> **The problem**
Please restate the following records word for word.

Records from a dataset
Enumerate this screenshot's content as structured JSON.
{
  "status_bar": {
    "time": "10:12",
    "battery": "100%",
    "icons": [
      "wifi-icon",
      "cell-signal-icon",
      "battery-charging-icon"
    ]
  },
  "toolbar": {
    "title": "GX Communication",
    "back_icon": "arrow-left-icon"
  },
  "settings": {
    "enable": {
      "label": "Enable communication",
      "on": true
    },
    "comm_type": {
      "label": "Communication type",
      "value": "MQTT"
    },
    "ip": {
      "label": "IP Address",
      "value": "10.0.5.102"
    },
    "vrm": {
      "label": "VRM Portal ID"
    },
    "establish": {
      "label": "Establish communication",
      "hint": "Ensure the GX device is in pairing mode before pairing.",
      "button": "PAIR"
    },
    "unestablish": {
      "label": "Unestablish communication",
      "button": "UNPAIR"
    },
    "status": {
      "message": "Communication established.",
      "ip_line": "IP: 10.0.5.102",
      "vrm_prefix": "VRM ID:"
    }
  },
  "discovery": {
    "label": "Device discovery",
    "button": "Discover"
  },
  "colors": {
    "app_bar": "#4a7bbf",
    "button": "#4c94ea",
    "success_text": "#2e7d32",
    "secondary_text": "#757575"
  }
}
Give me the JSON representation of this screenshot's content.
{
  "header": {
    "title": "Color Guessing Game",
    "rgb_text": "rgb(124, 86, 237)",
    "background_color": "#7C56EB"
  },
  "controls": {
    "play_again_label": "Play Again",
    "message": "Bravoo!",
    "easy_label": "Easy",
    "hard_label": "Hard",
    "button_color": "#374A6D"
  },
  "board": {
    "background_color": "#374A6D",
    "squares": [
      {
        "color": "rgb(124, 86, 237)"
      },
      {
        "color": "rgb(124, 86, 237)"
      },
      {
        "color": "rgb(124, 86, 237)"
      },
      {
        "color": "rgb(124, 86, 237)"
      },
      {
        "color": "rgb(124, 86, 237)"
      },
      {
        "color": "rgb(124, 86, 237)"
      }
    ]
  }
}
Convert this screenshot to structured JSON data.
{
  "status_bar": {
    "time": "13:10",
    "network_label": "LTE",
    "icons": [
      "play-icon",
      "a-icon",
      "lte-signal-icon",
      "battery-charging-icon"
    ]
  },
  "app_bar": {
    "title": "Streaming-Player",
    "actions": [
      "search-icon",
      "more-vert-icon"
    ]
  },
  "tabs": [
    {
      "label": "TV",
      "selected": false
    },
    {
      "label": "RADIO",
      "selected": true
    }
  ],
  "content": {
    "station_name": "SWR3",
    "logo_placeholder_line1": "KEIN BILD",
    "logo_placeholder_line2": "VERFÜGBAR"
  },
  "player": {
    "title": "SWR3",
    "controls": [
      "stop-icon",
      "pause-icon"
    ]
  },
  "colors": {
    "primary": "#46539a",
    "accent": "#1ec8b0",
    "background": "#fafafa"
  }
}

> **Output for this task**
Enumerate this screenshot's content as structured JSON.
{
  "status_bar": {
    "time": "10:12",
    "battery": "100%",
    "icons": [
      "wifi-icon",
      "cell-signal-icon",
      "battery-charging-icon"
    ]
  },
  "toolbar": {
    "title": "GX Communication",
    "back_icon": "arrow-left-icon"
  },
  "settings": {
    "enable": {
      "label": "Enable communication",
      "on": true
    },
    "comm_type": {
      "label": "Communication type",
      "value": "MQTT"
    },
    "ip": {
      "label": "IP Address",
      "value": "10.0.5.102"
    },
    "vrm": {
      "label": "VRM Portal ID"
    },
    "establish": {
      "label": "Establish communication",
      "hint": "Ensure the GX device is in pairing mode before pairing.",
      "button": "PAIR"
    },
    "unestablish": {
      "label": "Unestablish communication",
      "button": "UNPAIR"
    },
    "status": {
      "message": "Communication established.",
      "ip_line": "IP: 10.0.5.102",
      "vrm_prefix": "VRM ID:"
    }
  },
  "discovery": {
    "label": "Device discovery",
    "button": "Discover"
  },
  "colors": {
    "app_bar": "#4a7bbf",
    "button": "#4c94ea",
    "success_text": "#2e7d32",
    "secondary_text": "#757575"
  }
}
Give me the JSON representation of this screenshot's content.
{
  "header": {
    "title": "Color Guessing Game",
    "rgb_text": "rgb(124, 86, 237)",
    "background_color": "#7C56EB"
  },
  "controls": {
    "play_again_label": "Play Again",
    "message": "Bravoo!",
    "easy_label": "Easy",
    "hard_label": "Hard",
    "button_color": "#374A6D"
  },
  "board": {
    "background_color": "#374A6D",
    "squares": [
      {
        "color": "rgb(124, 86, 237)"
      },
      {
        "color": "rgb(124, 86, 237)"
      },
      {
        "color": "rgb(124, 86, 237)"
      },
      {
        "color": "rgb(124, 86, 237)"
      },
      {
        "color": "rgb(124, 86, 237)"
      },
      {
        "color": "rgb(124, 86, 237)"
      }
    ]
  }
}
Convert this screenshot to structured JSON data.
{
  "status_bar": {
    "time": "13:10",
    "network_label": "LTE",
    "icons": [
      "play-icon",
      "a-icon",
      "lte-signal-icon",
      "battery-charging-icon"
    ]
  },
  "app_bar": {
    "title": "Streaming-Player",
    "actions": [
      "search-icon",
      "more-vert-icon"
    ]
  },
  "tabs": [
    {
      "label": "TV",
      "selected": false
    },
    {
      "label": "RADIO",
      "selected": true
    }
  ],
  "content": {
    "station_name": "SWR3",
    "logo_placeholder_line1": "KEIN BILD",
    "logo_placeholder_line2": "VERFÜGBAR"
  },
  "player": {
    "title": "SWR3",
    "controls": [
      "stop-icon",
      "pause-icon"
    ]
  },
  "colors": {
    "primary": "#46539a",
    "accent": "#1ec8b0",
    "background": "#fafafa"
  }
}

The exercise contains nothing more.